▶ _EXERCISE DETAILS_
Reproduce every line of the listing as written, apart from the pictures.

.....

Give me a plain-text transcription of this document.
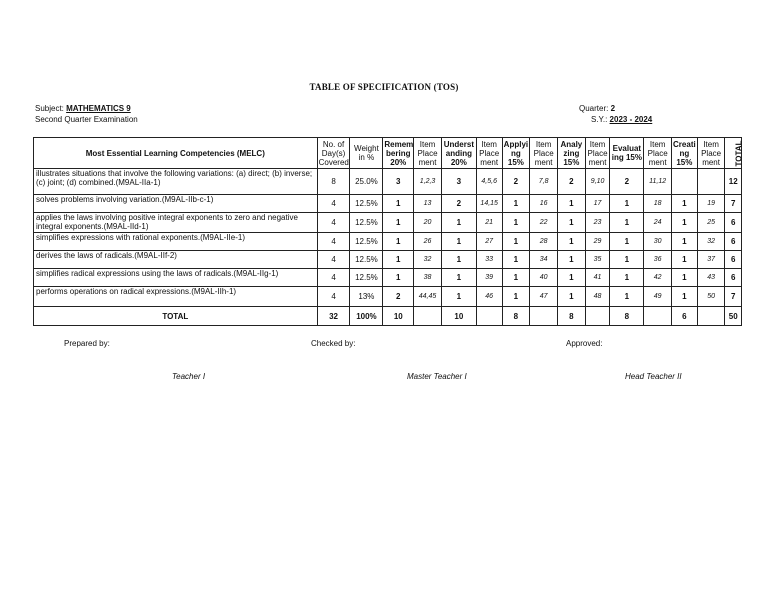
TABLE OF SPECIFICATION (TOS)
Subject: MATHEMATICS 9
Second Quarter Examination
Quarter: 2
S.Y.: 2023 - 2024
Most Essential Learning Competencies (MELC)	No. of Day(s) Covered	Weight in %	Remem bering 20%	Item Place ment	Underst anding 20%	Item Place ment	Applyi ng 15%	Item Place ment	Analy zing 15%	Item Place ment	Evaluat ing 15%	Item Place ment	Creati ng 15%	Item Place ment	TOTAL
illustrates situations that involve the following variations: (a) direct; (b) inverse; (c) joint; (d) combined.(M9AL-IIa-1)	8	25.0%	3	1,2,3	3	4,5,6	2	7,8	2	9,10	2	11,12			12
solves problems involving variation.(M9AL-IIb-c-1)	4	12.5%	1	13	2	14,15	1	16	1	17	1	18	1	19	7
applies the laws involving positive integral exponents to zero and negative integral exponents.(M9AL-IId-1)	4	12.5%	1	20	1	21	1	22	1	23	1	24	1	25	6
simplifies expressions with rational exponents.(M9AL-IIe-1)	4	12.5%	1	26	1	27	1	28	1	29	1	30	1	32	6
derives the laws of radicals.(M9AL-IIf-2)	4	12.5%	1	32	1	33	1	34	1	35	1	36	1	37	6
simplifies radical expressions using the laws of radicals.(M9AL-IIg-1)	4	12.5%	1	38	1	39	1	40	1	41	1	42	1	43	6
performs operations on radical expressions.(M9AL-IIh-1)	4	13%	2	44,45	1	46	1	47	1	48	1	49	1	50	7
TOTAL	32	100%	10		10		8		8		8		6		50
Prepared by:	Checked by:	Approved:
Teacher I	Master Teacher I	Head Teacher II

.....

▶ _SOLUTION TO THIS PROBLEM_
Give me a plain-text transcription of this document.
TABLE OF SPECIFICATION (TOS)
Subject: MATHEMATICS 9
Second Quarter Examination
Quarter: 2
S.Y.: 2023 - 2024
Most Essential Learning Competencies (MELC)	No. of Day(s) Covered	Weight in %	Remem bering 20%	Item Place ment	Underst anding 20%	Item Place ment	Applyi ng 15%	Item Place ment	Analy zing 15%	Item Place ment	Evaluat ing 15%	Item Place ment	Creati ng 15%	Item Place ment	TOTAL
illustrates situations that involve the following variations: (a) direct; (b) inverse; (c) joint; (d) combined.(M9AL-IIa-1)	8	25.0%	3	1,2,3	3	4,5,6	2	7,8	2	9,10	2	11,12			12
solves problems involving variation.(M9AL-IIb-c-1)	4	12.5%	1	13	2	14,15	1	16	1	17	1	18	1	19	7
applies the laws involving positive integral exponents to zero and negative integral exponents.(M9AL-IId-1)	4	12.5%	1	20	1	21	1	22	1	23	1	24	1	25	6
simplifies expressions with rational exponents.(M9AL-IIe-1)	4	12.5%	1	26	1	27	1	28	1	29	1	30	1	32	6
derives the laws of radicals.(M9AL-IIf-2)	4	12.5%	1	32	1	33	1	34	1	35	1	36	1	37	6
simplifies radical expressions using the laws of radicals.(M9AL-IIg-1)	4	12.5%	1	38	1	39	1	40	1	41	1	42	1	43	6
performs operations on radical expressions.(M9AL-IIh-1)	4	13%	2	44,45	1	46	1	47	1	48	1	49	1	50	7
TOTAL	32	100%	10		10		8		8		8		6		50
Prepared by:	Checked by:	Approved:
Teacher I	Master Teacher I	Head Teacher II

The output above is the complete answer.